KUTIPAN DOKUMEN:
• • • • • • •

BAB I PENDAHULUAN.......................................................................................... 1
A. Latar
Belakang.............................................................................................
1
B. Batasan Masalah.......................................................................................... 2
C. Tujuan.......................................................................................................... 2
BAB II
PEMBAHASAN............................................................................................. 3
A. Pengertian Pendekatan Pembelajaran..........................................................
3
B. Macam-Macam
Pendekatan Pembelajaran.................................................. 4
C. Pemilihan Pendekatan
Yang Efektif........................................................... 20
BAB
III PENUTUP....................................................................................................... 22
A. Kesimpulan.................................................................................................. 22
B. Saran............................................................................................................ 22
REFERENSI
BAB
I
PENDAHULUAN
A. Latar
Belakang
Kualitas sumber daya manusia (SDM) merupakan salah satu kunci kemajuan
sebuah bangsa. Bangsa yang maju adalah bangsa yang memiliki kualitas SDM yang baik. Menyadari hal itu, semua bangsa terus berupaya mencari
jalan guna meningkatkan kualitas SDM yang dimilikinya, agar tetap mampu
bertahan dalam era global yang semakin kompetitif.
Pendidikan merupakan salah satu jalan yang dipilih dalam upaya membangun
SDM. Pendidikan merupakan sarana utama guna menciptakan SDM yang berkualitas.
Sehubungan dengan itu, Setiap negara selalu berusaha menencari dan menerapkan sistem pedidikan terbaik di
negaranya, demi mendukung terciptanya SDM
yang unggul. Indonesia merupakan salah satu negara yang selalu
menyempurnakan sistem pendidikannya.
Penyempurnaan sistem pendidikan di indonesia semakin gencar dilakukan sejak
satu dekade terakhir ini. Pernyempurnaan sistem pendidikan tersebut dilakukan
secara menyeluruh mulai dari tingkat Undang-Undang, Peraturan daerah sampai
pada tingkat tata tertib sekolah. Perbaikan
juga mencakup kurikulum, sarana
dan prasaran pendidikan serta peningkatan kualitas dan kuantitas Pendidik (Guru
dan dosen).

• • • • • • •

DATA TERCATAT:

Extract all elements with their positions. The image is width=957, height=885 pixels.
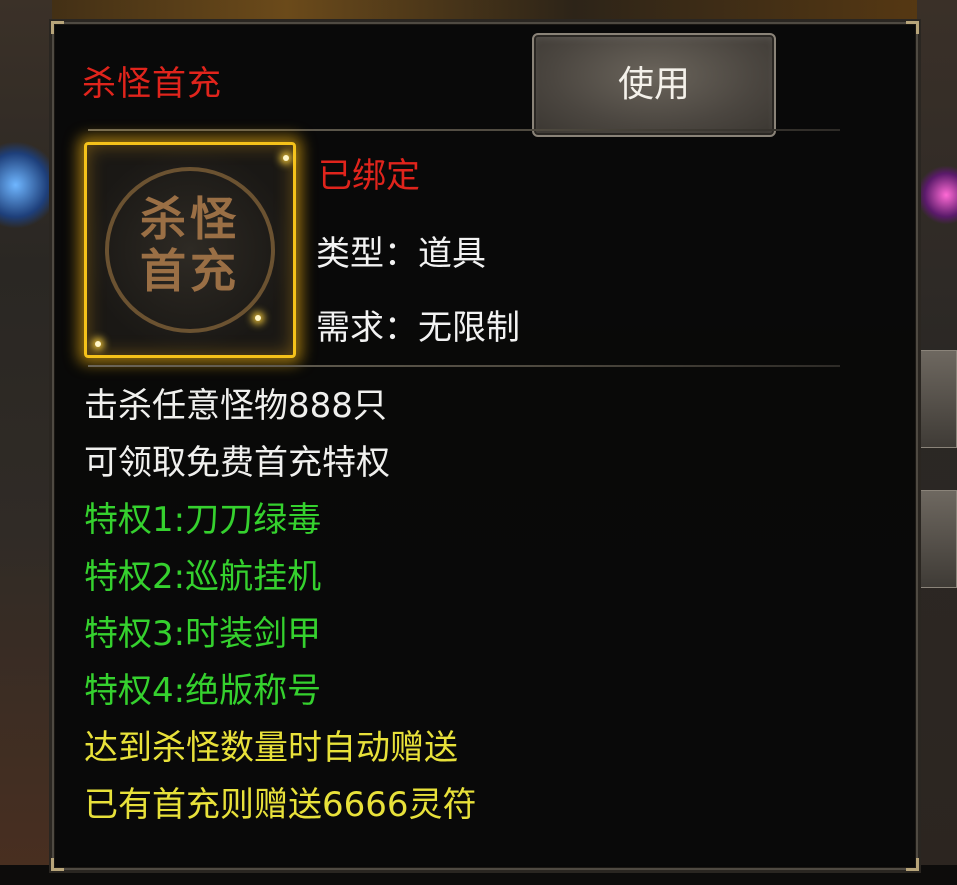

• • • • • • •

RINCIAN TUGAS: Lanjutkan kutipan dokumen tentang pendekatan pembelajaran itu, dimulai tepat setelah kalimat terakhirnya.

JAWABAN TUGAS:
Pendidik merupakan unsur penting
dalam pendidikan, karena pendidik merupakan ujung tombak pendidikan. Pendidik
adalah orang yang bersentuhan langsung dengan proses pembelajaran dalam kelas.
Oleh sebab itu, Kompetensi pendidik secara utuh dalam mengajar sangat
dibutuhkan. Selain menguasai bidang ilmu ( Kompetensi profesional) yang
diajarkannya, pendidik juga dituntut untuk memiliki kepribadian luhur
(kompetensi kepribadian), dan dapat bersosialisasi dengan baik ( kompetensi
sosial) serta menguasai ilmu mendidik ( kompetensi pedagogik) yang mumpuni.
Keempat kompetensi tersebut sangat penting dimiliki oleh seorang pendidik.
Kompetensi profesional menjadi jaminan bahwa materi pelajaran yang dipelajari
peserta didik benar adanya, kompetensi kepribadian diperlukan agar pendidik
dapat dijadikan sebagai role model bagi peserta didik, Kompetensi sosial berperan mewujudkan kondisi interaksi
antar warga sekolah berlangsung dengan baik dan manusiawi, sedangkan kompetensi
pedagogik menjadi jaminan bahwa pendidik dapat menciptakan kondisi proses
pembelajaran yang sesuai, sehingga peserta didik bisa belajar secara optimal.
Kompetensi pedagogik berkaitan dengan keterampilan pendidik memilih model,
strategi dan pedekatan pembelajaran yang
baik, Agar peserta didik dapat mengembangkan semua potensi yang dimilikinya
dengan optimal selama proses pembelajaran.
Kompetensi pedagogik pendidik terbagun secara baik, jika pendidik
tersebut menguasai prisip - prinsip
pembelajaran, memahami teori belajar, menguasai model, strategi, pendekatan,
metode, teknik dan taktik pembelajaran. Oleh karena itu, setiap pendidik harus
dibekali dengan ilmu tentang prinsip –
prinsip belajar, teori belajar dan pembelajaran; model, strategi, pendekatan,
metode, teknik dan taktik pembelajaran.
Berdasarkan uraian diatas tergambar bahwa kompetensi pedagogik pendidik,
merupakan merupakan unsur penting yang
harus dimiliki oleh setiap pendidik agar dapat menfasilitasi peserta didik
selama proses pembelajaran, dengan baik. Untuk itu dalam makalah ini penulis
akan membahas salah satu bagian dari ilmu pedagogik yaitu: “Pendekatan
Pembelajaran”
B.
Batasan Masalah
Masalah
yang akan dibahas dalam makalah ini berupa:
1.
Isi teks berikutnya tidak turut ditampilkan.